### Exercise prompt:
Retype each entry below exactly as it stands.

[Start of Data provided]

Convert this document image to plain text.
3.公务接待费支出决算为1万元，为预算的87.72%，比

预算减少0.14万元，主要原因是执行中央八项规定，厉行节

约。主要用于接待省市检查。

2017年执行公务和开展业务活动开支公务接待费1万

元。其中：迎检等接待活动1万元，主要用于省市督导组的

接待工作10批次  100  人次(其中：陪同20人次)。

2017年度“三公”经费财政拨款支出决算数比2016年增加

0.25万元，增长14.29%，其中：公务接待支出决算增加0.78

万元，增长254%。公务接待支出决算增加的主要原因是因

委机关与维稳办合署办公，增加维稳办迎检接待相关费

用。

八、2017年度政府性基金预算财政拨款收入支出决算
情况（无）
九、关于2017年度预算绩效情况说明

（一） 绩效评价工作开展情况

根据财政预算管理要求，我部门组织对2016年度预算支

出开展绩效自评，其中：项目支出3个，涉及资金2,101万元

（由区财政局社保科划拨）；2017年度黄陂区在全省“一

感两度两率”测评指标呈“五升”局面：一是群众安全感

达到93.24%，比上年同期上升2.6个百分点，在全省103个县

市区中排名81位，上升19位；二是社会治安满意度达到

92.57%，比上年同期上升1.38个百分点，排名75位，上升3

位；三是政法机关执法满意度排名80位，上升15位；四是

[End of Data provided]

### Task solution:
Convert this document image to plain text.
3.公务接待费支出决算为1万元，为预算的87.72%，比

预算减少0.14万元，主要原因是执行中央八项规定，厉行节

约。主要用于接待省市检查。

2017年执行公务和开展业务活动开支公务接待费1万

元。其中：迎检等接待活动1万元，主要用于省市督导组的

接待工作10批次  100  人次(其中：陪同20人次)。

2017年度“三公”经费财政拨款支出决算数比2016年增加

0.25万元，增长14.29%，其中：公务接待支出决算增加0.78

万元，增长254%。公务接待支出决算增加的主要原因是因

委机关与维稳办合署办公，增加维稳办迎检接待相关费

用。

八、2017年度政府性基金预算财政拨款收入支出决算
情况（无）
九、关于2017年度预算绩效情况说明

（一） 绩效评价工作开展情况

根据财政预算管理要求，我部门组织对2016年度预算支

出开展绩效自评，其中：项目支出3个，涉及资金2,101万元

（由区财政局社保科划拨）；2017年度黄陂区在全省“一

感两度两率”测评指标呈“五升”局面：一是群众安全感

达到93.24%，比上年同期上升2.6个百分点，在全省103个县

市区中排名81位，上升19位；二是社会治安满意度达到

92.57%，比上年同期上升1.38个百分点，排名75位，上升3

位；三是政法机关执法满意度排名80位，上升15位；四是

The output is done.